-- begin --

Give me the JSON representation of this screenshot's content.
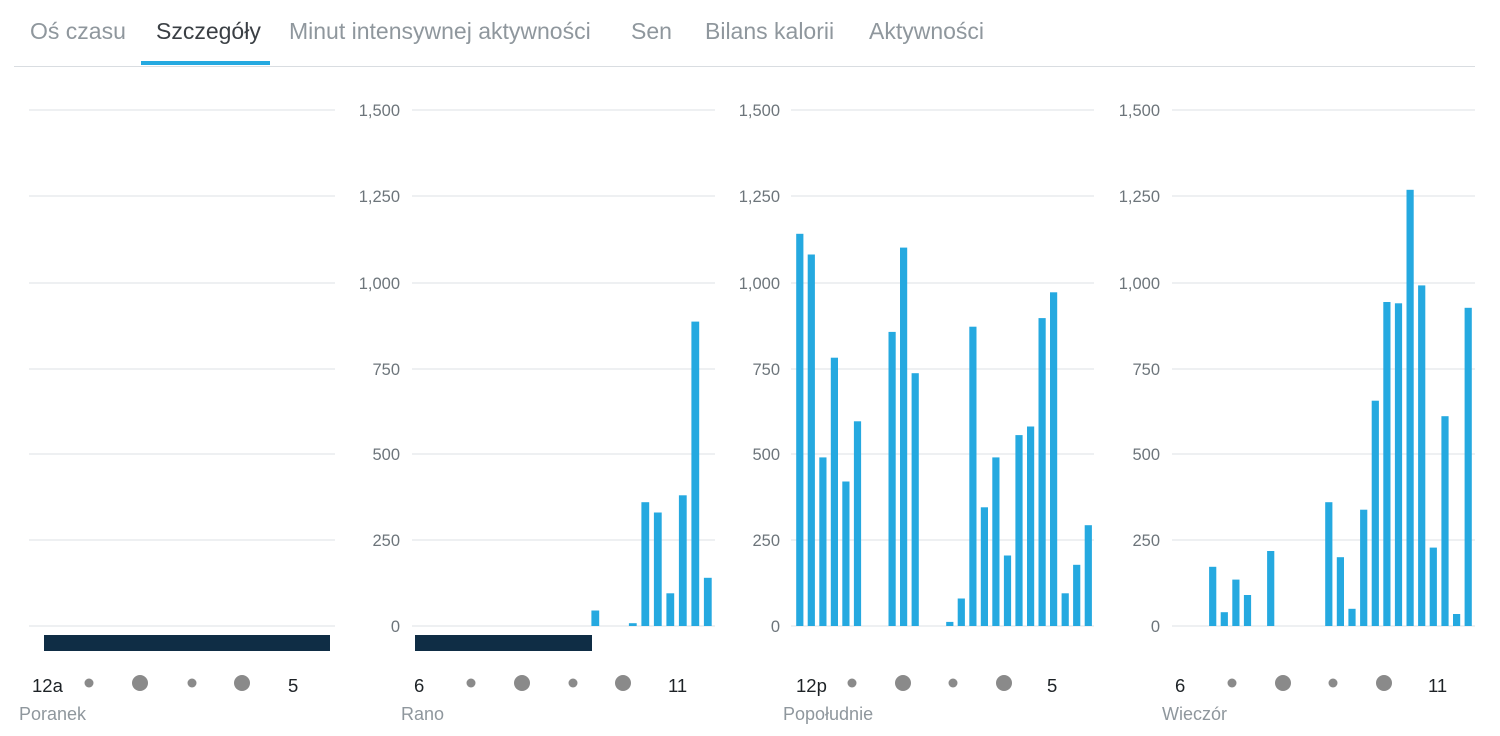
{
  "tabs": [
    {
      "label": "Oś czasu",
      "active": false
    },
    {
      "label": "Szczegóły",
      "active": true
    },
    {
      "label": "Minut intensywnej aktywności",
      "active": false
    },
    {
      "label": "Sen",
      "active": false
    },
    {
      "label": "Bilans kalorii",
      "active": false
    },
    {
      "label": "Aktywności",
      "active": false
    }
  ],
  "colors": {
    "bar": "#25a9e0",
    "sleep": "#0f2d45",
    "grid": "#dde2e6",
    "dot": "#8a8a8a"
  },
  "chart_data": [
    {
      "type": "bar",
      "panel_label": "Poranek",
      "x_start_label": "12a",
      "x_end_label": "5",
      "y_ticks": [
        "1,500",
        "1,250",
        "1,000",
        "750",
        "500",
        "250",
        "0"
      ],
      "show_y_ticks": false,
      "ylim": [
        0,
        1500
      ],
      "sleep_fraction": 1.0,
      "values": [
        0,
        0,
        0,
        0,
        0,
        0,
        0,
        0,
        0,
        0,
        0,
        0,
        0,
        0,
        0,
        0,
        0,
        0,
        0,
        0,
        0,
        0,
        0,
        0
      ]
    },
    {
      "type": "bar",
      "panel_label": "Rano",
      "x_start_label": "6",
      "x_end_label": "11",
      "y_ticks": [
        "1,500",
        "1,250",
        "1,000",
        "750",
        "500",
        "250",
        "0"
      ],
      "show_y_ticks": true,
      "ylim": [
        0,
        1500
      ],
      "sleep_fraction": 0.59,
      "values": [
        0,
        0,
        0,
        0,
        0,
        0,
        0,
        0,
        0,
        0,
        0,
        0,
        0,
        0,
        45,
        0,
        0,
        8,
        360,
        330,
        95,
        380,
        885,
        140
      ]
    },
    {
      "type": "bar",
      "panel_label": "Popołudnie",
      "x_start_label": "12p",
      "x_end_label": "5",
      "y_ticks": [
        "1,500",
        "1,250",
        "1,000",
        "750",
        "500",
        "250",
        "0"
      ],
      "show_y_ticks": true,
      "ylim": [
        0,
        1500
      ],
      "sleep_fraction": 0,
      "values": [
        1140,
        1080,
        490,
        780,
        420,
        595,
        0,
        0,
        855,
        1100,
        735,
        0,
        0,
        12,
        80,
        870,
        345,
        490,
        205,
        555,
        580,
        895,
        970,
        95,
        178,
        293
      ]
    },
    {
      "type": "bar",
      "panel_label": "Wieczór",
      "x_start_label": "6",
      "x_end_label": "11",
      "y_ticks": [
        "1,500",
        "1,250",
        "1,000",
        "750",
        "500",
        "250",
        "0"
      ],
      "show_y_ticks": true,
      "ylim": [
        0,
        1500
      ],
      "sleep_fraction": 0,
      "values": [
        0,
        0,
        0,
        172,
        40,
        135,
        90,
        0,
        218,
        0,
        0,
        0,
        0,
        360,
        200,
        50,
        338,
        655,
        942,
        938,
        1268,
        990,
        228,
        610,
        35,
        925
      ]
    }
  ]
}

-- end --

Repeat the material exactly as it reads, without any of its pictures.

▸ Reply
Give me the JSON representation of this screenshot's content.
{
  "tabs": [
    {
      "label": "Oś czasu",
      "active": false
    },
    {
      "label": "Szczegóły",
      "active": true
    },
    {
      "label": "Minut intensywnej aktywności",
      "active": false
    },
    {
      "label": "Sen",
      "active": false
    },
    {
      "label": "Bilans kalorii",
      "active": false
    },
    {
      "label": "Aktywności",
      "active": false
    }
  ],
  "colors": {
    "bar": "#25a9e0",
    "sleep": "#0f2d45",
    "grid": "#dde2e6",
    "dot": "#8a8a8a"
  },
  "chart_data": [
    {
      "type": "bar",
      "panel_label": "Poranek",
      "x_start_label": "12a",
      "x_end_label": "5",
      "y_ticks": [
        "1,500",
        "1,250",
        "1,000",
        "750",
        "500",
        "250",
        "0"
      ],
      "show_y_ticks": false,
      "ylim": [
        0,
        1500
      ],
      "sleep_fraction": 1.0,
      "values": [
        0,
        0,
        0,
        0,
        0,
        0,
        0,
        0,
        0,
        0,
        0,
        0,
        0,
        0,
        0,
        0,
        0,
        0,
        0,
        0,
        0,
        0,
        0,
        0
      ]
    },
    {
      "type": "bar",
      "panel_label": "Rano",
      "x_start_label": "6",
      "x_end_label": "11",
      "y_ticks": [
        "1,500",
        "1,250",
        "1,000",
        "750",
        "500",
        "250",
        "0"
      ],
      "show_y_ticks": true,
      "ylim": [
        0,
        1500
      ],
      "sleep_fraction": 0.59,
      "values": [
        0,
        0,
        0,
        0,
        0,
        0,
        0,
        0,
        0,
        0,
        0,
        0,
        0,
        0,
        45,
        0,
        0,
        8,
        360,
        330,
        95,
        380,
        885,
        140
      ]
    },
    {
      "type": "bar",
      "panel_label": "Popołudnie",
      "x_start_label": "12p",
      "x_end_label": "5",
      "y_ticks": [
        "1,500",
        "1,250",
        "1,000",
        "750",
        "500",
        "250",
        "0"
      ],
      "show_y_ticks": true,
      "ylim": [
        0,
        1500
      ],
      "sleep_fraction": 0,
      "values": [
        1140,
        1080,
        490,
        780,
        420,
        595,
        0,
        0,
        855,
        1100,
        735,
        0,
        0,
        12,
        80,
        870,
        345,
        490,
        205,
        555,
        580,
        895,
        970,
        95,
        178,
        293
      ]
    },
    {
      "type": "bar",
      "panel_label": "Wieczór",
      "x_start_label": "6",
      "x_end_label": "11",
      "y_ticks": [
        "1,500",
        "1,250",
        "1,000",
        "750",
        "500",
        "250",
        "0"
      ],
      "show_y_ticks": true,
      "ylim": [
        0,
        1500
      ],
      "sleep_fraction": 0,
      "values": [
        0,
        0,
        0,
        172,
        40,
        135,
        90,
        0,
        218,
        0,
        0,
        0,
        0,
        360,
        200,
        50,
        338,
        655,
        942,
        938,
        1268,
        990,
        228,
        610,
        35,
        925
      ]
    }
  ]
}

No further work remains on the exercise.